begin INFORMATION PROVIDED

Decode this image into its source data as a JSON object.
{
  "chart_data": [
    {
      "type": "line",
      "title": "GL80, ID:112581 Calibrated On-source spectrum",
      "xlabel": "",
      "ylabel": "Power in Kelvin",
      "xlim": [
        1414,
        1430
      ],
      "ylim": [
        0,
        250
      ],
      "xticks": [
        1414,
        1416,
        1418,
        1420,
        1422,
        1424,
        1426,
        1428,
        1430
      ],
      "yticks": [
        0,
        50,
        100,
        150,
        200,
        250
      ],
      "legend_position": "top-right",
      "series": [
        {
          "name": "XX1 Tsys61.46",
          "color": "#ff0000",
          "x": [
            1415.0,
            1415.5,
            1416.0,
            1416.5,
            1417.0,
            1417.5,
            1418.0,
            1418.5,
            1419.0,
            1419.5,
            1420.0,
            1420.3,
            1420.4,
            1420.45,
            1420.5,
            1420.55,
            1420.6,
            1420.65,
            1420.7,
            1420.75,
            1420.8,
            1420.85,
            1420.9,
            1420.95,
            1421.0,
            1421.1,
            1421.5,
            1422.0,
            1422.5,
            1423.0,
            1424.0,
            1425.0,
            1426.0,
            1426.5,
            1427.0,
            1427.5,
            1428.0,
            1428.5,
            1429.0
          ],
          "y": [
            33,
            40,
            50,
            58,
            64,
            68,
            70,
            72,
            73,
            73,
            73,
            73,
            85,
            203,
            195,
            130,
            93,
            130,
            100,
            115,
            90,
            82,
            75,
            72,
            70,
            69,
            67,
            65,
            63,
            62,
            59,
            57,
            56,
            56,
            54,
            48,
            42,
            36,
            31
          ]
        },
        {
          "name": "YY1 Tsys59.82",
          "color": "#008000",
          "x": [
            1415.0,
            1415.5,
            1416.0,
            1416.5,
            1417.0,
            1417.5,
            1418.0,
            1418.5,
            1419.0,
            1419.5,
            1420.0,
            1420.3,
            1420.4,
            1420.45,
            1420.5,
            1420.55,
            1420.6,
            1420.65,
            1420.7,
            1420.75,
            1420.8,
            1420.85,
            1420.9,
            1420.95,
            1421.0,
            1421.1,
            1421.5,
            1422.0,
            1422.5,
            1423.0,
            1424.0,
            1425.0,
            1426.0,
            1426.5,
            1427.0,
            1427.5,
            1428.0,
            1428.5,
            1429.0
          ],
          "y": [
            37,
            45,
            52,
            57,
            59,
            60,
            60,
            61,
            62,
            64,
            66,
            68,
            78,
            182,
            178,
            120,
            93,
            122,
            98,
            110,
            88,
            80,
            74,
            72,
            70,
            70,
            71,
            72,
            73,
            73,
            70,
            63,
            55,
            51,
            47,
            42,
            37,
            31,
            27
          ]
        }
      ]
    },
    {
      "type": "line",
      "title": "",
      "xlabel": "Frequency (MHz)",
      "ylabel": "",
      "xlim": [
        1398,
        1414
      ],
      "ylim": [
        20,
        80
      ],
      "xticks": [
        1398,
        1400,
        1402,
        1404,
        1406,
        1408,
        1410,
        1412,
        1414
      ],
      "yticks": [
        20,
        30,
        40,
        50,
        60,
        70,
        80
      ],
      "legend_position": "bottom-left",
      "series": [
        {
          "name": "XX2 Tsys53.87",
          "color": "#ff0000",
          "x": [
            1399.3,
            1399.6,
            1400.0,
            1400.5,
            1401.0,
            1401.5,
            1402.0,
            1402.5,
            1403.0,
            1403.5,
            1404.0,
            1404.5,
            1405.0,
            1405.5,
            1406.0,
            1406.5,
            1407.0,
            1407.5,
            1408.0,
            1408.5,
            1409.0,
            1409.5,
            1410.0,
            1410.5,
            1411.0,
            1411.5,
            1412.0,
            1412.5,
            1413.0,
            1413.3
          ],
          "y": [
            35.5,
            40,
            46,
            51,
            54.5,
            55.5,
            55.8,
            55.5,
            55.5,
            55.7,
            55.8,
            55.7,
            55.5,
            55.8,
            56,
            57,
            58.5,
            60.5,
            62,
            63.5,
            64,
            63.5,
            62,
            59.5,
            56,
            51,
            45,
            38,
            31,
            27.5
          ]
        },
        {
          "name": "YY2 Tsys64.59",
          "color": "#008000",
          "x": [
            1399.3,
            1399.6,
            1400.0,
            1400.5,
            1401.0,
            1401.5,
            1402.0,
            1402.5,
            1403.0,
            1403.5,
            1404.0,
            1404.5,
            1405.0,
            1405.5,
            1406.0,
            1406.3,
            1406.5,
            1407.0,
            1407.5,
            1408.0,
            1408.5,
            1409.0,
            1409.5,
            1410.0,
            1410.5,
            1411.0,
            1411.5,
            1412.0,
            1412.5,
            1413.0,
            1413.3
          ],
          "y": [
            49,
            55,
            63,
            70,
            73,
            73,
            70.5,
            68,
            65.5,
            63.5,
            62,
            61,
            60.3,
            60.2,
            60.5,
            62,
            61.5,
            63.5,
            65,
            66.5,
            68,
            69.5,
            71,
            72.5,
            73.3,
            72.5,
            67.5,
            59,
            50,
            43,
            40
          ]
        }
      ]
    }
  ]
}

end INFORMATION PROVIDED
begin INFORMATION PROVIDED

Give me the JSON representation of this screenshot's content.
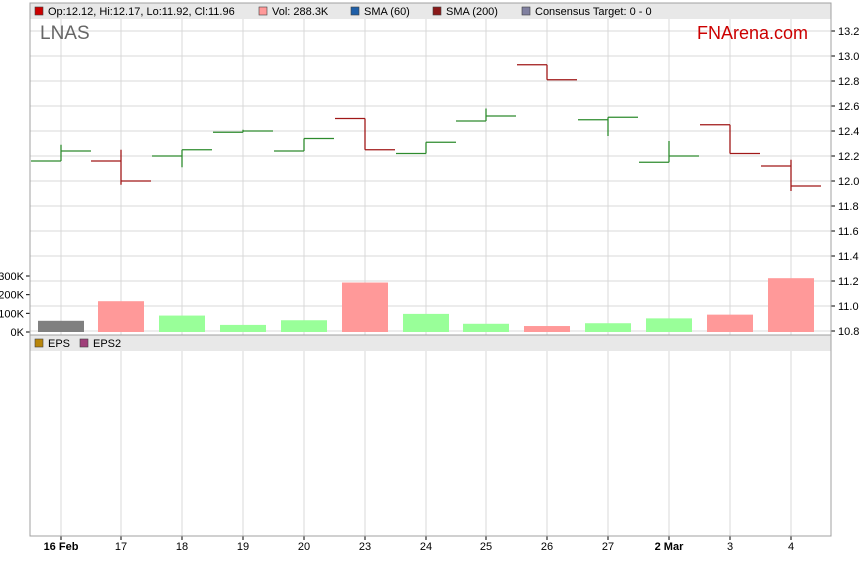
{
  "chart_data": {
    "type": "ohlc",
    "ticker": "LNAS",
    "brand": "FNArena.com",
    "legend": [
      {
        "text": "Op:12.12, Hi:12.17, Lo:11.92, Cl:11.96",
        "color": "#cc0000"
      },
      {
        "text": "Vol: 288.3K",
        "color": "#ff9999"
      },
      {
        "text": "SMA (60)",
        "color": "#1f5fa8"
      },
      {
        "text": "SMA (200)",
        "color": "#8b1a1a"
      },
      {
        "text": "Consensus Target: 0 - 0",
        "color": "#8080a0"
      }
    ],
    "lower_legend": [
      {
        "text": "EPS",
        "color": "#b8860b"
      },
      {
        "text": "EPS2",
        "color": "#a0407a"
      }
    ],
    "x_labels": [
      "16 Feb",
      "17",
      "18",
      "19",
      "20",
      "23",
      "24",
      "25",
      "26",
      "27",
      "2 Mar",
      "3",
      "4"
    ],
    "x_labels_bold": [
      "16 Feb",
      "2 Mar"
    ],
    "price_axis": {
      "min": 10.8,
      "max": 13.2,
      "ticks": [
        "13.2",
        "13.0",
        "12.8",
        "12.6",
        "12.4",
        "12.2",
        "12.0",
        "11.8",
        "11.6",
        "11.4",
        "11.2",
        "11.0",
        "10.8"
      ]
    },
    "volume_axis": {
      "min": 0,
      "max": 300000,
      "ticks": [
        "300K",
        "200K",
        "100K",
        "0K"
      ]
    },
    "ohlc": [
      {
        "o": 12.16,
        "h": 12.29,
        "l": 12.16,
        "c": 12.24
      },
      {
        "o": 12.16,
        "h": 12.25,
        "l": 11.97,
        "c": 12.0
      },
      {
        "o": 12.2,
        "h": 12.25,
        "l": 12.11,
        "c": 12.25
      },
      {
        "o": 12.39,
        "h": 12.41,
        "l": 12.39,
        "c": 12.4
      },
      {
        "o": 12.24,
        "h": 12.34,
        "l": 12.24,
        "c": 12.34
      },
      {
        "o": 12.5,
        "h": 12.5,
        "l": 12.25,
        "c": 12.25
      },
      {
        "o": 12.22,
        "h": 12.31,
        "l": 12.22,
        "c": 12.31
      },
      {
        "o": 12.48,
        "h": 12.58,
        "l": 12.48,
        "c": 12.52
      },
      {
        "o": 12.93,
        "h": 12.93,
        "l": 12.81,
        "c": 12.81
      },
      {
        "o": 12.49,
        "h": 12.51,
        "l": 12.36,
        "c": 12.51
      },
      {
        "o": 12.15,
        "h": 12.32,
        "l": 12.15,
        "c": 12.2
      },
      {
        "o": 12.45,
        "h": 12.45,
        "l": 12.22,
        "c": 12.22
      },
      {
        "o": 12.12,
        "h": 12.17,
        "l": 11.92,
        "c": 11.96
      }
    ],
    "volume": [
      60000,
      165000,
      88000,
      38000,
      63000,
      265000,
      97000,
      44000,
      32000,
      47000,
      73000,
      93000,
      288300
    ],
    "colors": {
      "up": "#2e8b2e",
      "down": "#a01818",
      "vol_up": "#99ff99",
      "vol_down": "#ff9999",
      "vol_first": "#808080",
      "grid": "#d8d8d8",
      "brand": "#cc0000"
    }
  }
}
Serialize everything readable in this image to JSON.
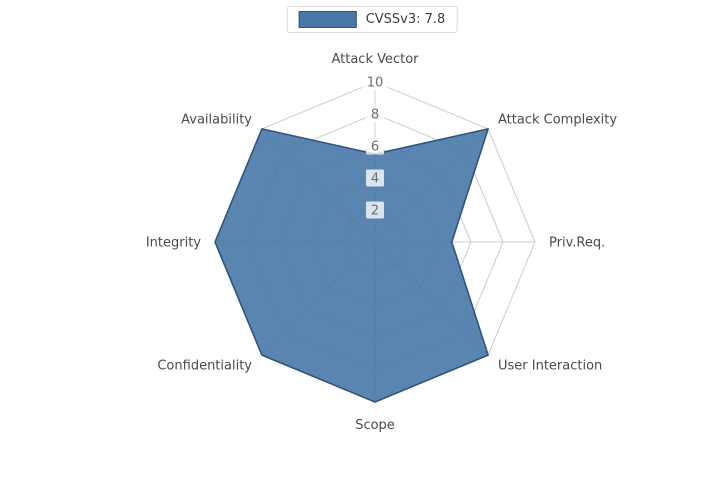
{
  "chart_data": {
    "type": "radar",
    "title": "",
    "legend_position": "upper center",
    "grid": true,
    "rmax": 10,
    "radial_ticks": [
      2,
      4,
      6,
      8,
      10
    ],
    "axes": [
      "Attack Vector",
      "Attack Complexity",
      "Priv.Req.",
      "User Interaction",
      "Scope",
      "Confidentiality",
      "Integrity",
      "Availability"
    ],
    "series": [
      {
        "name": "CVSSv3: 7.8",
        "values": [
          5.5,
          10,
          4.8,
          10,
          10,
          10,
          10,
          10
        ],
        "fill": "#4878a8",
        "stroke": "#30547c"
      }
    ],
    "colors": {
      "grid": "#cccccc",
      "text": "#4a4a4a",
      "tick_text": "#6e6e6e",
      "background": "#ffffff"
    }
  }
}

end INFORMATION PROVIDED

- _EXERCISE OBJECTIVE_: Look for "title" and pull out every line that has it.

- _ANSWER FOR THIS EXERCISE_:
      "title": "GL80, ID:112581 Calibrated On-source spectrum",
      "title": "",
    "title": "",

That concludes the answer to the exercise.